[Begin]
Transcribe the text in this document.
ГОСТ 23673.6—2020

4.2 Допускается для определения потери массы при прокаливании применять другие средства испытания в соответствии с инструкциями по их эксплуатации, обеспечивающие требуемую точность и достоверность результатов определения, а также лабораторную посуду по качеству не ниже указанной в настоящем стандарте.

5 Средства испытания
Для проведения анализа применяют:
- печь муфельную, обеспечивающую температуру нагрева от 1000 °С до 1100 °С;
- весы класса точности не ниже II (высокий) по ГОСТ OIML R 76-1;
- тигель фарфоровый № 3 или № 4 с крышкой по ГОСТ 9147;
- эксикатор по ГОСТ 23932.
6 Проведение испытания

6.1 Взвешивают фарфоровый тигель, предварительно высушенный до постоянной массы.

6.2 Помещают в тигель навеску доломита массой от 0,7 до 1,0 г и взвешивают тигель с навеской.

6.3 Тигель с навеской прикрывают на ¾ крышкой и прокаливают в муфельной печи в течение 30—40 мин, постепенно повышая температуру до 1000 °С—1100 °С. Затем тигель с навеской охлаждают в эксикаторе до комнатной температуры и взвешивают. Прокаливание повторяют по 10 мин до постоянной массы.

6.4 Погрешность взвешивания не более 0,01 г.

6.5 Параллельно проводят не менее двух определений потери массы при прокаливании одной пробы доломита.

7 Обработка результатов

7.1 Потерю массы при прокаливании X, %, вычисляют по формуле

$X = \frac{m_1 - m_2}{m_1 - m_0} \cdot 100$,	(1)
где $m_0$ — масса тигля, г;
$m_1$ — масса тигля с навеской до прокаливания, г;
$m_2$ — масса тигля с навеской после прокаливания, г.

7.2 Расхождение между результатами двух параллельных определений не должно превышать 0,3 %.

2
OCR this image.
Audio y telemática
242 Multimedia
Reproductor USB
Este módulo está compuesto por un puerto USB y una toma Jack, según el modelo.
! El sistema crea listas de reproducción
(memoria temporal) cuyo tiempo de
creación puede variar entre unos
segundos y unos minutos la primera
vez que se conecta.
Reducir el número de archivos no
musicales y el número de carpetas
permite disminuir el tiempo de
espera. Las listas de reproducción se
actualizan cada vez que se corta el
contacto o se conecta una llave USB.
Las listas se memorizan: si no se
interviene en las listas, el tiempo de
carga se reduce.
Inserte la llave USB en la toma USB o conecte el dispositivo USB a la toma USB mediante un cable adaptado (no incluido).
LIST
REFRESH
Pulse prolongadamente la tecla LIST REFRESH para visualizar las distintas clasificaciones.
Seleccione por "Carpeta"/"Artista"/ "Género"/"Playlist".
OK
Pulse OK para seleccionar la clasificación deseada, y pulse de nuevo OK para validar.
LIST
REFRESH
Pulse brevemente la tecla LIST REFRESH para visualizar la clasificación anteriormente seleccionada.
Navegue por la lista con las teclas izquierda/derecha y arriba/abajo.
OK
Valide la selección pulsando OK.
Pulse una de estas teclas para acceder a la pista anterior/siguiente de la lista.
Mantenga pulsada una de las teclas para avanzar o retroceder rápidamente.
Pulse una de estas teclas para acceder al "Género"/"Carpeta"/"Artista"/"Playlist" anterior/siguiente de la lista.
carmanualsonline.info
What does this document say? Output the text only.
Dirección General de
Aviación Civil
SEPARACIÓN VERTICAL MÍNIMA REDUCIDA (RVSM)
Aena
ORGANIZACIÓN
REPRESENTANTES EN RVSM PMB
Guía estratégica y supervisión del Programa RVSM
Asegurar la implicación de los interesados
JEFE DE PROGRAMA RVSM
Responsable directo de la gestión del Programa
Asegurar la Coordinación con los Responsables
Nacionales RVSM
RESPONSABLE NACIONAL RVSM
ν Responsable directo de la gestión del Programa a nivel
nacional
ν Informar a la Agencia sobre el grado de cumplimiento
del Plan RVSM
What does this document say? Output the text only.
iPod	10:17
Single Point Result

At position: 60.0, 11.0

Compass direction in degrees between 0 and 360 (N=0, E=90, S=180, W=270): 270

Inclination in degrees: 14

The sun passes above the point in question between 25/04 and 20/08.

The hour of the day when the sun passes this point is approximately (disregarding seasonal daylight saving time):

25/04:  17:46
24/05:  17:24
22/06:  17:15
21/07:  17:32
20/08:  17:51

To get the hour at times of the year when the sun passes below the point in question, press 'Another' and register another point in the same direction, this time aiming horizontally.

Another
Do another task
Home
[End]
**WHAT THE TASK REQUIRES:** Copy out each record, keeping every word as it is.

**RESULT:**
Transcribe the text in this document.
ГОСТ 23673.6—2020

4.2 Допускается для определения потери массы при прокаливании применять другие средства испытания в соответствии с инструкциями по их эксплуатации, обеспечивающие требуемую точность и достоверность результатов определения, а также лабораторную посуду по качеству не ниже указанной в настоящем стандарте.

5 Средства испытания
Для проведения анализа применяют:
- печь муфельную, обеспечивающую температуру нагрева от 1000 °С до 1100 °С;
- весы класса точности не ниже II (высокий) по ГОСТ OIML R 76-1;
- тигель фарфоровый № 3 или № 4 с крышкой по ГОСТ 9147;
- эксикатор по ГОСТ 23932.
6 Проведение испытания

6.1 Взвешивают фарфоровый тигель, предварительно высушенный до постоянной массы.

6.2 Помещают в тигель навеску доломита массой от 0,7 до 1,0 г и взвешивают тигель с навеской.

6.3 Тигель с навеской прикрывают на ¾ крышкой и прокаливают в муфельной печи в течение 30—40 мин, постепенно повышая температуру до 1000 °С—1100 °С. Затем тигель с навеской охлаждают в эксикаторе до комнатной температуры и взвешивают. Прокаливание повторяют по 10 мин до постоянной массы.

6.4 Погрешность взвешивания не более 0,01 г.

6.5 Параллельно проводят не менее двух определений потери массы при прокаливании одной пробы доломита.

7 Обработка результатов

7.1 Потерю массы при прокаливании X, %, вычисляют по формуле

$X = \frac{m_1 - m_2}{m_1 - m_0} \cdot 100$,	(1)
где $m_0$ — масса тигля, г;
$m_1$ — масса тигля с навеской до прокаливания, г;
$m_2$ — масса тигля с навеской после прокаливания, г.

7.2 Расхождение между результатами двух параллельных определений не должно превышать 0,3 %.

2
OCR this image.
Audio y telemática
242 Multimedia
Reproductor USB
Este módulo está compuesto por un puerto USB y una toma Jack, según el modelo.
! El sistema crea listas de reproducción
(memoria temporal) cuyo tiempo de
creación puede variar entre unos
segundos y unos minutos la primera
vez que se conecta.
Reducir el número de archivos no
musicales y el número de carpetas
permite disminuir el tiempo de
espera. Las listas de reproducción se
actualizan cada vez que se corta el
contacto o se conecta una llave USB.
Las listas se memorizan: si no se
interviene en las listas, el tiempo de
carga se reduce.
Inserte la llave USB en la toma USB o conecte el dispositivo USB a la toma USB mediante un cable adaptado (no incluido).
LIST
REFRESH
Pulse prolongadamente la tecla LIST REFRESH para visualizar las distintas clasificaciones.
Seleccione por "Carpeta"/"Artista"/ "Género"/"Playlist".
OK
Pulse OK para seleccionar la clasificación deseada, y pulse de nuevo OK para validar.
LIST
REFRESH
Pulse brevemente la tecla LIST REFRESH para visualizar la clasificación anteriormente seleccionada.
Navegue por la lista con las teclas izquierda/derecha y arriba/abajo.
OK
Valide la selección pulsando OK.
Pulse una de estas teclas para acceder a la pista anterior/siguiente de la lista.
Mantenga pulsada una de las teclas para avanzar o retroceder rápidamente.
Pulse una de estas teclas para acceder al "Género"/"Carpeta"/"Artista"/"Playlist" anterior/siguiente de la lista.
carmanualsonline.info
What does this document say? Output the text only.
Dirección General de
Aviación Civil
SEPARACIÓN VERTICAL MÍNIMA REDUCIDA (RVSM)
Aena
ORGANIZACIÓN
REPRESENTANTES EN RVSM PMB
Guía estratégica y supervisión del Programa RVSM
Asegurar la implicación de los interesados
JEFE DE PROGRAMA RVSM
Responsable directo de la gestión del Programa
Asegurar la Coordinación con los Responsables
Nacionales RVSM
RESPONSABLE NACIONAL RVSM
ν Responsable directo de la gestión del Programa a nivel
nacional
ν Informar a la Agencia sobre el grado de cumplimiento
del Plan RVSM
What does this document say? Output the text only.
iPod	10:17
Single Point Result

At position: 60.0, 11.0

Compass direction in degrees between 0 and 360 (N=0, E=90, S=180, W=270): 270

Inclination in degrees: 14

The sun passes above the point in question between 25/04 and 20/08.

The hour of the day when the sun passes this point is approximately (disregarding seasonal daylight saving time):

25/04:  17:46
24/05:  17:24
22/06:  17:15
21/07:  17:32
20/08:  17:51

To get the hour at times of the year when the sun passes below the point in question, press 'Another' and register another point in the same direction, this time aiming horizontally.

Another
Do another task
Home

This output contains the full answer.